+++ Data supplied

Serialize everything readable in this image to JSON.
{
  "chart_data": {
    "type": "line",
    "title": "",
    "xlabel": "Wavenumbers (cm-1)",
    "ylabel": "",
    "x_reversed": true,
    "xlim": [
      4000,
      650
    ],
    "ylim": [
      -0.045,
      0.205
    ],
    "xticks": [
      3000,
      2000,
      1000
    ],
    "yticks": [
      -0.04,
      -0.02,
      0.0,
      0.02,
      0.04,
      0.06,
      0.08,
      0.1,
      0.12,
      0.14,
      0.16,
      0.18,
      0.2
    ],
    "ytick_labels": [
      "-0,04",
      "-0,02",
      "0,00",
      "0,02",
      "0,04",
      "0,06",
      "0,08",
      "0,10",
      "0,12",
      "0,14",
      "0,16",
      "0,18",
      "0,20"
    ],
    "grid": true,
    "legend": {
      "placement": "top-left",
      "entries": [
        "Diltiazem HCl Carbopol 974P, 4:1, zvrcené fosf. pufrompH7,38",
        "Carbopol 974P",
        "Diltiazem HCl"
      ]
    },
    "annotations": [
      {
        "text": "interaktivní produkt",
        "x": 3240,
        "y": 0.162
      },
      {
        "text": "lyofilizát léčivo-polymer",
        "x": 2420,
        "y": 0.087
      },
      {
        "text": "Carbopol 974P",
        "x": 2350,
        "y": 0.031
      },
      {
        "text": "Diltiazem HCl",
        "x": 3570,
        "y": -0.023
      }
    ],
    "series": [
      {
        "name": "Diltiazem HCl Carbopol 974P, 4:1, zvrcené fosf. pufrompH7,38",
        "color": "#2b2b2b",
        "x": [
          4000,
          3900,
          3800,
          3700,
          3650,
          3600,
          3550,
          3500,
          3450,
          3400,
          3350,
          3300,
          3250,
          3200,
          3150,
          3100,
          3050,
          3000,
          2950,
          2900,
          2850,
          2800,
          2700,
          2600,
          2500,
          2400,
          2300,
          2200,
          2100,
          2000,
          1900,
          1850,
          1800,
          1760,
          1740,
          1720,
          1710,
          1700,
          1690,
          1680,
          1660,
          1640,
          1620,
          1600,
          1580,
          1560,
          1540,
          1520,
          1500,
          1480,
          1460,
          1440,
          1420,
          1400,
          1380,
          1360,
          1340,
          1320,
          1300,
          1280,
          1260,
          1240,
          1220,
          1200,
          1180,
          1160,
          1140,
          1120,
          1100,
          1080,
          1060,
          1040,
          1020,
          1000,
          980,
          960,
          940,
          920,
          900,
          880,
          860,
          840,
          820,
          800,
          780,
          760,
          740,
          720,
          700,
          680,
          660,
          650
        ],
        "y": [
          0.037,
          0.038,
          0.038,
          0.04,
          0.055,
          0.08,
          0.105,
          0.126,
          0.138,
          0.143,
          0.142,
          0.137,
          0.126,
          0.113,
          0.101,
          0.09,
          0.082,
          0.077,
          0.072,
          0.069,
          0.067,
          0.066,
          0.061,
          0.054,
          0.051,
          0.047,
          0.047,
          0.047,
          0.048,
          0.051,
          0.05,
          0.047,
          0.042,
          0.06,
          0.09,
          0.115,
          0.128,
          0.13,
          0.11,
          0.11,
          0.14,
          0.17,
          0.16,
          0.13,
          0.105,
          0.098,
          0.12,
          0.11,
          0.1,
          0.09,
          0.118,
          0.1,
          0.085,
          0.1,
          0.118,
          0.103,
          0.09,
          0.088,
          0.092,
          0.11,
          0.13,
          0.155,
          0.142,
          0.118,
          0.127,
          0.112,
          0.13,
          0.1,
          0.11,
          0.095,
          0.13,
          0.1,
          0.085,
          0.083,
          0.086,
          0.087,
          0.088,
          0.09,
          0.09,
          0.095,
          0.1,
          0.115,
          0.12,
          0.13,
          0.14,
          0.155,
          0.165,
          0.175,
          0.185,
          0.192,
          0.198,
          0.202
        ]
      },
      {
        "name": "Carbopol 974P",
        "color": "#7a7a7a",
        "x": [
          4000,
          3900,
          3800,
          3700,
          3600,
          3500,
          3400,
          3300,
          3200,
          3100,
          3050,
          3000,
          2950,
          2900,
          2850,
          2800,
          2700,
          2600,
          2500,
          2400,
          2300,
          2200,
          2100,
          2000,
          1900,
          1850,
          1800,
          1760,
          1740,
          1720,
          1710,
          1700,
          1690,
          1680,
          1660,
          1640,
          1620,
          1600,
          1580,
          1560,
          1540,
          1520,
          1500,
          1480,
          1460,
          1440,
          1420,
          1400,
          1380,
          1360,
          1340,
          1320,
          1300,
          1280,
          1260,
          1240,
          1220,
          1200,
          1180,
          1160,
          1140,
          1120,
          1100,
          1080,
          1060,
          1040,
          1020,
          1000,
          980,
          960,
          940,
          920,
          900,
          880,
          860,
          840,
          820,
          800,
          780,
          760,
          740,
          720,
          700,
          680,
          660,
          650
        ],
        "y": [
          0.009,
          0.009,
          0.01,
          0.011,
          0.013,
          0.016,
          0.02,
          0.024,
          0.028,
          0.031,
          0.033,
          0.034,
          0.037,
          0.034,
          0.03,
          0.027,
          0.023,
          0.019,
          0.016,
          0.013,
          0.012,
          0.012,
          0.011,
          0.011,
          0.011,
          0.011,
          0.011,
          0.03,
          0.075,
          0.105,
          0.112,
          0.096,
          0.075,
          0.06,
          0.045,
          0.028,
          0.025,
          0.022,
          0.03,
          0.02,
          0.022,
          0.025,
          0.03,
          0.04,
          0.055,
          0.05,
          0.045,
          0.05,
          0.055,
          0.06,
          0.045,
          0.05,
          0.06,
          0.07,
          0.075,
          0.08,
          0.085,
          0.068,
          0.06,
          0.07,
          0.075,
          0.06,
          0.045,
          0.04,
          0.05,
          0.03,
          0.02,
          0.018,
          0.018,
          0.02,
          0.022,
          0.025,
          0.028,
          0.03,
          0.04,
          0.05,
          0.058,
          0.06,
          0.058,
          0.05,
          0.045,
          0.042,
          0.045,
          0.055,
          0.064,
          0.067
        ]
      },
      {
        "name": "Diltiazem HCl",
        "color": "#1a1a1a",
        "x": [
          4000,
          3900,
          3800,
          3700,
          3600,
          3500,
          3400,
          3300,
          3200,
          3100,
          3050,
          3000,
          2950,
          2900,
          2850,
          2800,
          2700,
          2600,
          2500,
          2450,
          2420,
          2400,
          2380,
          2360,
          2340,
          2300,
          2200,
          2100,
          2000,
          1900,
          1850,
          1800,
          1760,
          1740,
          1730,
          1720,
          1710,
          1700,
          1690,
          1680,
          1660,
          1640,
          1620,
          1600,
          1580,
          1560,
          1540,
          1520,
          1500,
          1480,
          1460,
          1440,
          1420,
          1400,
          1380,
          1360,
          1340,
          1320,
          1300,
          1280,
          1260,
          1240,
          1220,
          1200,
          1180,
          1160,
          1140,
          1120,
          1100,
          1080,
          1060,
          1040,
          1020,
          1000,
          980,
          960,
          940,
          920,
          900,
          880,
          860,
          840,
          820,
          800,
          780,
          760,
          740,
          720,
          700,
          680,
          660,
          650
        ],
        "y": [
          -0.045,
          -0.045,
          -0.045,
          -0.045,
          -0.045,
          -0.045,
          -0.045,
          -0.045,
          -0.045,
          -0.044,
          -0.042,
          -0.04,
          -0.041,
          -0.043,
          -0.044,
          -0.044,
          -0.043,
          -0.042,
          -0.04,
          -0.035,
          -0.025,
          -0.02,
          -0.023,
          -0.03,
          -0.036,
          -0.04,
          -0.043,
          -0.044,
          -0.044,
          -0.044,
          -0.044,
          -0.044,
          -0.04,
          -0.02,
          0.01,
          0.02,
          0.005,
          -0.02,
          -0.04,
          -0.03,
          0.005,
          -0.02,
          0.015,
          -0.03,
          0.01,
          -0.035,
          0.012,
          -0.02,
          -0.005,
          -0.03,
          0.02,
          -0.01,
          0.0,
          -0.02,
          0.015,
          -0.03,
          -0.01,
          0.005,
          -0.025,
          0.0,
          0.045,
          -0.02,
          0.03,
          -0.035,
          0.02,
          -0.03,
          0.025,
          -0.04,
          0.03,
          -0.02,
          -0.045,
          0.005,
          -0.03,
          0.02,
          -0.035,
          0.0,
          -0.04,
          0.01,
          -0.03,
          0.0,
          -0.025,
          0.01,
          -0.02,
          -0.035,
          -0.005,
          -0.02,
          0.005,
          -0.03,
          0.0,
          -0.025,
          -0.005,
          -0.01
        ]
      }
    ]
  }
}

++++++
+++ Data supplied

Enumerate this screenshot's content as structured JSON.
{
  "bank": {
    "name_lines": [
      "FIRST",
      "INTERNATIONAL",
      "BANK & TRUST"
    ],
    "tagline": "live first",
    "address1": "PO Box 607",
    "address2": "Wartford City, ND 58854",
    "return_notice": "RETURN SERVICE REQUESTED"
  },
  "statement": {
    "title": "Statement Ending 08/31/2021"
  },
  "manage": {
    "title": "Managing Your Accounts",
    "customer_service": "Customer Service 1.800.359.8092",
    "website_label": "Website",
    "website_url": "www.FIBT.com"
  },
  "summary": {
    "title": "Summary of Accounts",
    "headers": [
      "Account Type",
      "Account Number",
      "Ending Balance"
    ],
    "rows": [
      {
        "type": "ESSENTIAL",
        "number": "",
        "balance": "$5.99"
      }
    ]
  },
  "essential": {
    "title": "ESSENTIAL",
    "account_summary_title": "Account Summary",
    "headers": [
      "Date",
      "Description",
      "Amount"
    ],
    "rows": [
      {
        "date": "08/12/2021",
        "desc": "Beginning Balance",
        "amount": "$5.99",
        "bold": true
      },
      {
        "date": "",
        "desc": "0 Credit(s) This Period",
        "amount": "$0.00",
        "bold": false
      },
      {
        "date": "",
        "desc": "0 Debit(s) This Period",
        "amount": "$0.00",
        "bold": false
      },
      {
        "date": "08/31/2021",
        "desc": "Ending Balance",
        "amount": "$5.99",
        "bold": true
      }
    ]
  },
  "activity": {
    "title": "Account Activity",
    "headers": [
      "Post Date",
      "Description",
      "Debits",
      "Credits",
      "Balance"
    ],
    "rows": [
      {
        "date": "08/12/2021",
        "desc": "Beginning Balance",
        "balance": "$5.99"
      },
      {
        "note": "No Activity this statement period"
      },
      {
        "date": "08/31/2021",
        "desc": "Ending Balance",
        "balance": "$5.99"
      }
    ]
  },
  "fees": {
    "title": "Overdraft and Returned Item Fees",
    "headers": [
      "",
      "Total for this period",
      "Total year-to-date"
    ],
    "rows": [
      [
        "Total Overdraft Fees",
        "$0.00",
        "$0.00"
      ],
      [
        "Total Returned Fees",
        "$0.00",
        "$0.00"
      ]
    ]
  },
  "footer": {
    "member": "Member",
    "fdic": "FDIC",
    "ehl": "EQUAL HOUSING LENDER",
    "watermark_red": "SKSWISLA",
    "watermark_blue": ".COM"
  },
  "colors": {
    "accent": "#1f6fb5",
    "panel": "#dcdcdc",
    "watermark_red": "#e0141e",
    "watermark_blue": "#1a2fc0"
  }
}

++++++

== Required task ==
Take each line of the material that contains the word "text" and list it.

== Response to the task ==
        "text": "interaktivní produkt",
        "text": "lyofilizát léčivo-polymer",
        "text": "Carbopol 974P",
        "text": "Diltiazem HCl",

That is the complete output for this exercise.